#### WORK TO BE COMPLETED:
Filter the lines below, copying only those with the string "icon".

Stored data:
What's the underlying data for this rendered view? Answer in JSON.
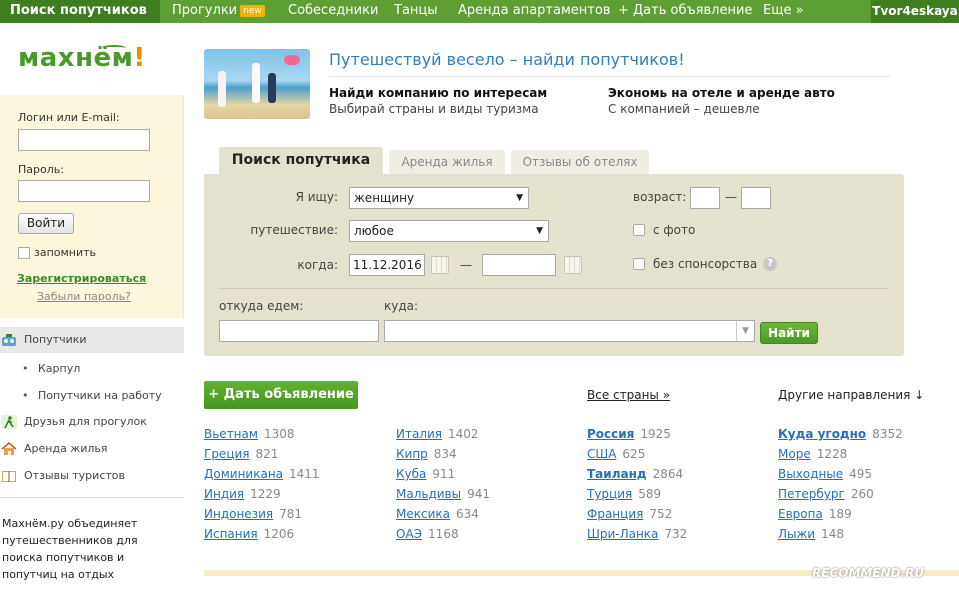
{
  "topnav": {
    "items": [
      "Поиск попутчиков",
      "Прогулки",
      "Собеседники",
      "Танцы",
      "Аренда апартаментов",
      "+ Дать объявление",
      "Еще »"
    ],
    "badge_new": "new",
    "user": "Tvor4eskaya"
  },
  "logo": {
    "text": "махнём",
    "excl": "!"
  },
  "login": {
    "login_label": "Логин или E-mail:",
    "password_label": "Пароль:",
    "login_button": "Войти",
    "remember_label": "запомнить",
    "register_link": "Зарегистрироваться",
    "forgot_link": "Забыли пароль?"
  },
  "sidebar": {
    "items": [
      {
        "label": "Попутчики",
        "icon": "travelers-icon"
      },
      {
        "label": "Друзья для прогулок",
        "icon": "walker-icon"
      },
      {
        "label": "Аренда жилья",
        "icon": "house-icon"
      },
      {
        "label": "Отзывы туристов",
        "icon": "book-icon"
      }
    ],
    "subitems": [
      "Карпул",
      "Попутчики на работу"
    ],
    "about": "Махнём.ру объединяет путешественников для поиска попутчиков и попутчиц на отдых"
  },
  "header": {
    "tagline": "Путешествуй весело – найди попутчиков!",
    "feature1_title": "Найди компанию по интересам",
    "feature1_sub": "Выбирай страны и виды туризма",
    "feature2_title": "Экономь на отеле и аренде авто",
    "feature2_sub": "С компанией – дешевле"
  },
  "tabs": [
    "Поиск попутчика",
    "Аренда жилья",
    "Отзывы об отелях"
  ],
  "search": {
    "seek_label": "Я ищу:",
    "seek_value": "женщину",
    "trip_label": "путешествие:",
    "trip_value": "любое",
    "when_label": "когда:",
    "date_from": "11.12.2016",
    "dash": "—",
    "age_label": "возраст:",
    "photo_label": "с фото",
    "nosponsor_label": "без спонсорства",
    "help": "?",
    "from_label": "откуда едем:",
    "to_label": "куда:",
    "find_button": "Найти"
  },
  "countries_block": {
    "add_button": "+ Дать объявление",
    "all_countries": "Все страны »",
    "other_destinations": "Другие направления ↓",
    "columns": [
      [
        {
          "name": "Вьетнам",
          "count": "1308",
          "bold": false
        },
        {
          "name": "Греция",
          "count": "821",
          "bold": false
        },
        {
          "name": "Доминикана",
          "count": "1411",
          "bold": false
        },
        {
          "name": "Индия",
          "count": "1229",
          "bold": false
        },
        {
          "name": "Индонезия",
          "count": "781",
          "bold": false
        },
        {
          "name": "Испания",
          "count": "1206",
          "bold": false
        }
      ],
      [
        {
          "name": "Италия",
          "count": "1402",
          "bold": false
        },
        {
          "name": "Кипр",
          "count": "834",
          "bold": false
        },
        {
          "name": "Куба",
          "count": "911",
          "bold": false
        },
        {
          "name": "Мальдивы",
          "count": "941",
          "bold": false
        },
        {
          "name": "Мексика",
          "count": "634",
          "bold": false
        },
        {
          "name": "ОАЭ",
          "count": "1168",
          "bold": false
        }
      ],
      [
        {
          "name": "Россия",
          "count": "1925",
          "bold": true
        },
        {
          "name": "США",
          "count": "625",
          "bold": false
        },
        {
          "name": "Таиланд",
          "count": "2864",
          "bold": true
        },
        {
          "name": "Турция",
          "count": "589",
          "bold": false
        },
        {
          "name": "Франция",
          "count": "752",
          "bold": false
        },
        {
          "name": "Шри-Ланка",
          "count": "732",
          "bold": false
        }
      ],
      [
        {
          "name": "Куда угодно",
          "count": "8352",
          "bold": true
        },
        {
          "name": "Море",
          "count": "1228",
          "bold": false
        },
        {
          "name": "Выходные",
          "count": "495",
          "bold": false
        },
        {
          "name": "Петербург",
          "count": "260",
          "bold": false
        },
        {
          "name": "Европа",
          "count": "189",
          "bold": false
        },
        {
          "name": "Лыжи",
          "count": "148",
          "bold": false
        }
      ]
    ]
  },
  "watermark": "RECOMMEND.RU",
  "colors": {
    "brand_green": "#5ca033",
    "dark_green": "#3d7f1e",
    "link_blue": "#2a6fb3",
    "accent_orange": "#f08a00",
    "panel_beige": "#e5e1cf"
  }
}
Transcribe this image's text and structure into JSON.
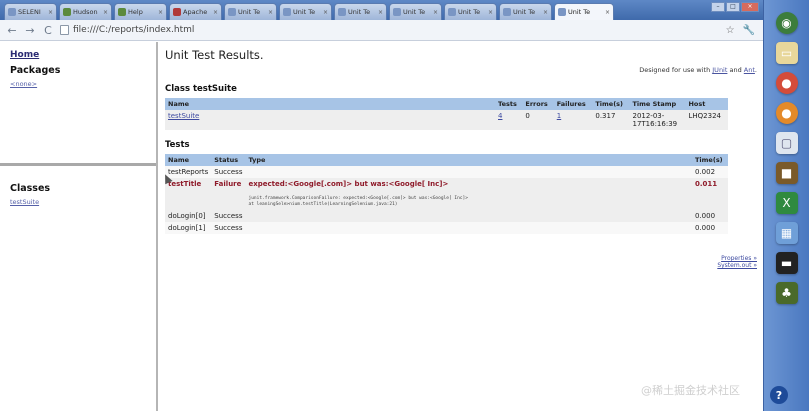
{
  "browser": {
    "tabs": [
      {
        "label": "SELENI"
      },
      {
        "label": "Hudson"
      },
      {
        "label": "Help"
      },
      {
        "label": "Apache"
      },
      {
        "label": "Unit Te"
      },
      {
        "label": "Unit Te"
      },
      {
        "label": "Unit Te"
      },
      {
        "label": "Unit Te"
      },
      {
        "label": "Unit Te"
      },
      {
        "label": "Unit Te"
      },
      {
        "label": "Unit Te"
      },
      {
        "label": "Unit Te"
      }
    ],
    "address": "file:///C:/reports/index.html",
    "star_glyph": "☆",
    "wrench_glyph": "🔧"
  },
  "left_frame": {
    "home": "Home",
    "packages_heading": "Packages",
    "package_link": "<none>",
    "classes_heading": "Classes",
    "class_link": "testSuite"
  },
  "main": {
    "title": "Unit Test Results.",
    "designed_prefix": "Designed for use with ",
    "junit_link": "JUnit",
    "and_text": " and ",
    "ant_link": "Ant",
    "designed_suffix": ".",
    "class_heading": "Class testSuite",
    "class_table": {
      "headers": [
        "Name",
        "Tests",
        "Errors",
        "Failures",
        "Time(s)",
        "Time Stamp",
        "Host"
      ],
      "row": {
        "name": "testSuite",
        "tests": "4",
        "errors": "0",
        "failures": "1",
        "time": "0.317",
        "timestamp": "2012-03-17T16:16:39",
        "host": "LHQ2324"
      }
    },
    "tests_heading": "Tests",
    "tests_table": {
      "headers": [
        "Name",
        "Status",
        "Type",
        "Time(s)"
      ],
      "rows": [
        {
          "name": "testReports",
          "status": "Success",
          "type": "",
          "time": "0.002"
        },
        {
          "name": "testTitle",
          "status": "Failure",
          "type": "expected:<Google[.com]> but was:<Google[ Inc]>",
          "trace1": "junit.framework.ComparisonFailure: expected:<Google[.com]> but was:<Google[ Inc]>",
          "trace2": "at leaningSele>nium.testTitle(LearningSelenium.java:21)",
          "time": "0.011"
        },
        {
          "name": "doLogin[0]",
          "status": "Success",
          "type": "",
          "time": "0.000"
        },
        {
          "name": "doLogin[1]",
          "status": "Success",
          "type": "",
          "time": "0.000"
        }
      ]
    },
    "properties_link": "Properties »",
    "sysout_link": "System.out »"
  },
  "watermark": "@稀土掘金技术社区",
  "help_glyph": "?"
}
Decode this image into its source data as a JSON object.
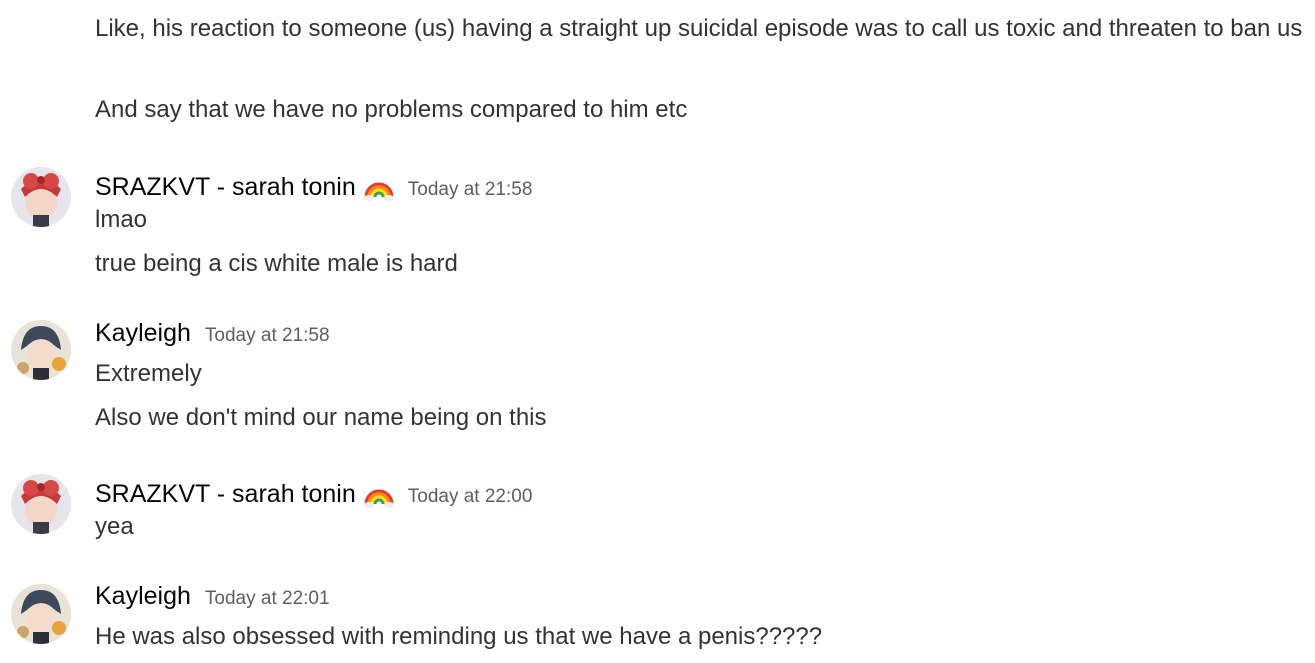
{
  "messages_top": {
    "line1": "Like, his reaction to someone (us) having a straight up suicidal episode was to call us toxic and threaten to ban us",
    "line2": "And say that we have no problems compared to him etc"
  },
  "groups": [
    {
      "username": "SRAZKVT - sarah tonin",
      "emoji": "rainbow-emoji",
      "timestamp": "Today at 21:58",
      "lines": [
        "lmao",
        "true being a cis white male is hard"
      ]
    },
    {
      "username": "Kayleigh",
      "timestamp": "Today at 21:58",
      "lines": [
        "Extremely",
        "Also we don't mind our name being on this"
      ]
    },
    {
      "username": "SRAZKVT - sarah tonin",
      "emoji": "rainbow-emoji",
      "timestamp": "Today at 22:00",
      "lines": [
        "yea"
      ]
    },
    {
      "username": "Kayleigh",
      "timestamp": "Today at 22:01",
      "lines": [
        "He was also obsessed with reminding us that we have a penis?????"
      ]
    }
  ],
  "colors": {
    "text": "#313338",
    "username": "#060607",
    "timestamp": "#5c5e66"
  }
}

#### RESPONSE TO THIS TASK:
        "icon": "travelers-icon"
        "icon": "walker-icon"
        "icon": "house-icon"
        "icon": "book-icon"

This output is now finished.